=== RECORDS FOR THE EXERCISE ===

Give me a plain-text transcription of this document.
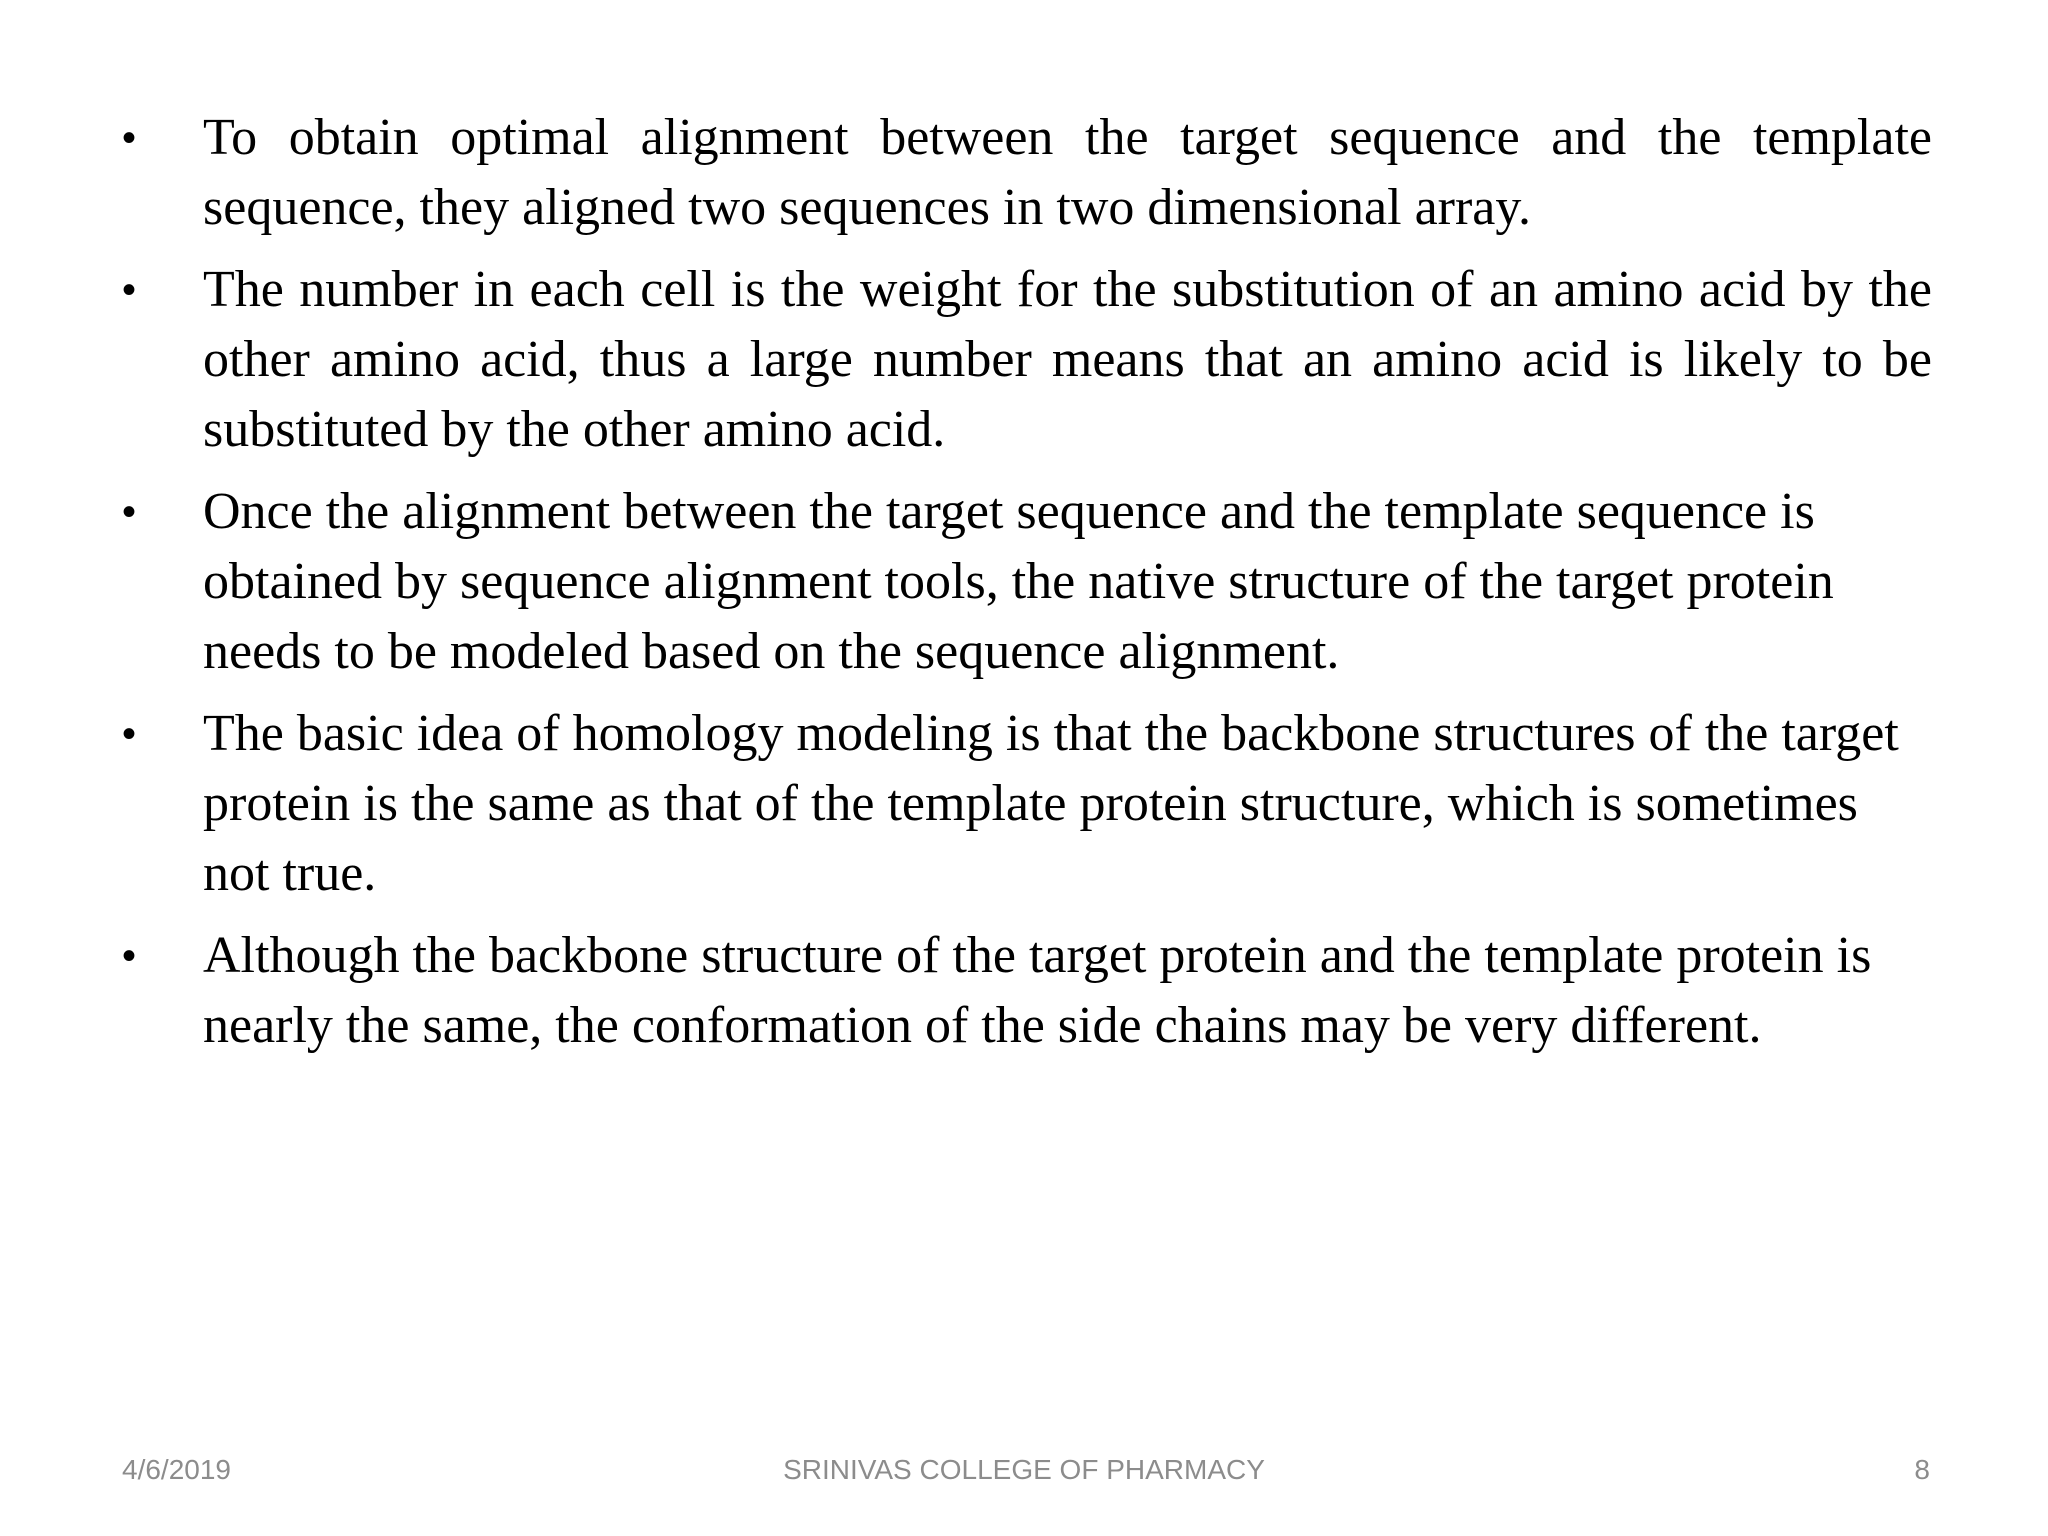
•	To obtain optimal alignment between the target sequence and the template sequence, they aligned two sequences in two dimensional array.
•	The number in each cell is the weight for the substitution of an amino acid by the other amino acid, thus a large number means that an amino acid is likely to be substituted by the other amino acid.
•	Once the alignment between the target sequence and the template sequence is obtained by sequence alignment tools, the native structure of the target protein needs to be modeled based on the sequence alignment.
•	The basic idea of homology modeling is that the backbone structures of the target protein is the same as that of the template protein structure, which is sometimes not true.
•	Although the backbone structure of the target protein and the template protein is nearly the same, the conformation of the side chains may be very different.
4/6/2019	SRINIVAS COLLEGE OF PHARMACY	8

===

▸ **ASSIGNMENT**
Output each line exactly as shown above; no pictures go in the copy.

▸ **WRITTEN RESPONSE**
Give me a plain-text transcription of this document.
•	To obtain optimal alignment between the target sequence and the template sequence, they aligned two sequences in two dimensional array.
•	The number in each cell is the weight for the substitution of an amino acid by the other amino acid, thus a large number means that an amino acid is likely to be substituted by the other amino acid.
•	Once the alignment between the target sequence and the template sequence is obtained by sequence alignment tools, the native structure of the target protein needs to be modeled based on the sequence alignment.
•	The basic idea of homology modeling is that the backbone structures of the target protein is the same as that of the template protein structure, which is sometimes not true.
•	Although the backbone structure of the target protein and the template protein is nearly the same, the conformation of the side chains may be very different.
4/6/2019	SRINIVAS COLLEGE OF PHARMACY	8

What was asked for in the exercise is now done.